◆ **Task description**: Tally how many lines include "Normalized". The number is the whole answer.

>> BEGIN

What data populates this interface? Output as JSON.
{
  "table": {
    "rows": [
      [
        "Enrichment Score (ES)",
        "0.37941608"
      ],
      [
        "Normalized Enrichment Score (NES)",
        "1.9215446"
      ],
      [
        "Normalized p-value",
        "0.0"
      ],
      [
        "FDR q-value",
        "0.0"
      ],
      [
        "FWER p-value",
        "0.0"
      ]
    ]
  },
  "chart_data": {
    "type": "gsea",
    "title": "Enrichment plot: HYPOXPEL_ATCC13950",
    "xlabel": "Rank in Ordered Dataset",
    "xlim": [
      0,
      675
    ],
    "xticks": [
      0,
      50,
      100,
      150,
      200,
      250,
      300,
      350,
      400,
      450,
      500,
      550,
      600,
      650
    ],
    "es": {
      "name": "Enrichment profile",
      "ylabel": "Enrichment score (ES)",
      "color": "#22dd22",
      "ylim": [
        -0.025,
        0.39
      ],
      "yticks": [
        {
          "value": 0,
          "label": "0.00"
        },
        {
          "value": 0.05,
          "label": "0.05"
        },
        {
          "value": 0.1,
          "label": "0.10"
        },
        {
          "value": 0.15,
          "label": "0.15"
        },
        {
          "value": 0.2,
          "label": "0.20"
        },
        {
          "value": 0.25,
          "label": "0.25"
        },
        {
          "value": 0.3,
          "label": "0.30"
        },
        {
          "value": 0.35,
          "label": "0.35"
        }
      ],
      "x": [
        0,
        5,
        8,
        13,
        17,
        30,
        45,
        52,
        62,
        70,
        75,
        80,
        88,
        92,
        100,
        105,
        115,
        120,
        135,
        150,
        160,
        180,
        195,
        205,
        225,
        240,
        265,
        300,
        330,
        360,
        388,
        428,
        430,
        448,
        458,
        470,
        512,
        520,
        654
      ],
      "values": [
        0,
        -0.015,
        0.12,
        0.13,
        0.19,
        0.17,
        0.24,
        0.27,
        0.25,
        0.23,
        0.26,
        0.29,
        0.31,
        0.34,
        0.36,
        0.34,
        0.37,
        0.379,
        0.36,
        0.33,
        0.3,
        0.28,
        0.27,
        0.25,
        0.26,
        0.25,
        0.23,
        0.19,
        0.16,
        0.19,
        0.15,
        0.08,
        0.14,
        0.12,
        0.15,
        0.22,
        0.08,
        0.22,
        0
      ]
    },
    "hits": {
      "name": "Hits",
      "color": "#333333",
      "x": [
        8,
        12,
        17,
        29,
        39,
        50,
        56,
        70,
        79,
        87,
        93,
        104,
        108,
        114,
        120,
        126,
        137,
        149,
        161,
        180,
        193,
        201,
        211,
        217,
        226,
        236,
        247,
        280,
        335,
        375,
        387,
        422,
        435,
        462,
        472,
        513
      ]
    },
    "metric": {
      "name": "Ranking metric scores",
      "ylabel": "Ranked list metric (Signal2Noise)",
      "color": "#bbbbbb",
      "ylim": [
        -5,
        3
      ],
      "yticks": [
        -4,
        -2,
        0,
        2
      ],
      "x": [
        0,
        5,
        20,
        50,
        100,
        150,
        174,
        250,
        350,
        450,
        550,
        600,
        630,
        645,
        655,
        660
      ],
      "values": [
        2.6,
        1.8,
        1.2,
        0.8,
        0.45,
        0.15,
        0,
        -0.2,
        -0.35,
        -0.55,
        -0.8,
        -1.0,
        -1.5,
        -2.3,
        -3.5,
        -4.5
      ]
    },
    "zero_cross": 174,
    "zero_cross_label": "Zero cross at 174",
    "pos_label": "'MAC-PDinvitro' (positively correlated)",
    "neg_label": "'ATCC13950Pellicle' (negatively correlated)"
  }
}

>> END

◆ **In response**: 2